** START OF Exercise material **

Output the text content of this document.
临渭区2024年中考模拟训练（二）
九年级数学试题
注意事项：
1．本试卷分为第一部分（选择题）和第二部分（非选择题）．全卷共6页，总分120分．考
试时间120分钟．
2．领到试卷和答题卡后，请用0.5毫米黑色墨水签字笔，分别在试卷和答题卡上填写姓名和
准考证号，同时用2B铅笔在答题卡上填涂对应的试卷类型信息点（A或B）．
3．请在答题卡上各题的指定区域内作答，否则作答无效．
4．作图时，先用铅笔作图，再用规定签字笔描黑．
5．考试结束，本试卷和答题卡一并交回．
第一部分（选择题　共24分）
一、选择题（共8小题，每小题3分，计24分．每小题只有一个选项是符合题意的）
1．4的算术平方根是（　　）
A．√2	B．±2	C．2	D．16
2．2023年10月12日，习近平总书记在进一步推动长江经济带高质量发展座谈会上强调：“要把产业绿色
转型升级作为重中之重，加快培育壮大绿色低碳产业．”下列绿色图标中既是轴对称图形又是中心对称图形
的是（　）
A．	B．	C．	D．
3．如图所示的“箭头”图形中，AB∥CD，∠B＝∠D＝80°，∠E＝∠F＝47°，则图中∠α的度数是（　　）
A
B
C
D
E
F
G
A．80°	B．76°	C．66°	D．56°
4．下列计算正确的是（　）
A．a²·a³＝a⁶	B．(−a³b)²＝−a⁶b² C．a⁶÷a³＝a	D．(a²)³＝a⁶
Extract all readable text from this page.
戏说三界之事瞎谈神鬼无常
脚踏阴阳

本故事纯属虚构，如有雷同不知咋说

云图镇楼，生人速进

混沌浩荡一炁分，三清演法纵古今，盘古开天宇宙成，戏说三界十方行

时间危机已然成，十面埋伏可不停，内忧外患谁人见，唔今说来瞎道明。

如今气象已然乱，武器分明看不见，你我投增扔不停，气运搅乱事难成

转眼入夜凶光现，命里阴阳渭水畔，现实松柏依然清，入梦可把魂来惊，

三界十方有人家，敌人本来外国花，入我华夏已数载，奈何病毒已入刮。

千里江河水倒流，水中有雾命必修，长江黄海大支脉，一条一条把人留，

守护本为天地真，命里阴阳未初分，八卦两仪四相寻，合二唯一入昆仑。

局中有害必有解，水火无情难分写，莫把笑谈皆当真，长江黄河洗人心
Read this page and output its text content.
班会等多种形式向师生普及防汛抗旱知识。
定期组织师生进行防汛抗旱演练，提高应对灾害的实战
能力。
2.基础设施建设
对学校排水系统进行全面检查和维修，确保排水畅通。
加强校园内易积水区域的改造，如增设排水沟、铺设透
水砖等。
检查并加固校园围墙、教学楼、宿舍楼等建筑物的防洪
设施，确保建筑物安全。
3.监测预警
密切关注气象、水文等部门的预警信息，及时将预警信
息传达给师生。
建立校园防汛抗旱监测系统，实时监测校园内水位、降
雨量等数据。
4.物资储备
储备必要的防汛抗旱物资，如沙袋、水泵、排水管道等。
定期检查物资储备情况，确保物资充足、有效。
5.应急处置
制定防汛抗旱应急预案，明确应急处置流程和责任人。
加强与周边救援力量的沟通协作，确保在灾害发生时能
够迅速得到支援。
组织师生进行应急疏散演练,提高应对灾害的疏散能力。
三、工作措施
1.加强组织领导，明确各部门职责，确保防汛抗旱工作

** END OF Exercise material **

**What to produce:**
Copy out the lines that hold "page".

**Answer to this task:**
Extract all readable text from this page.
Read this page and output its text content.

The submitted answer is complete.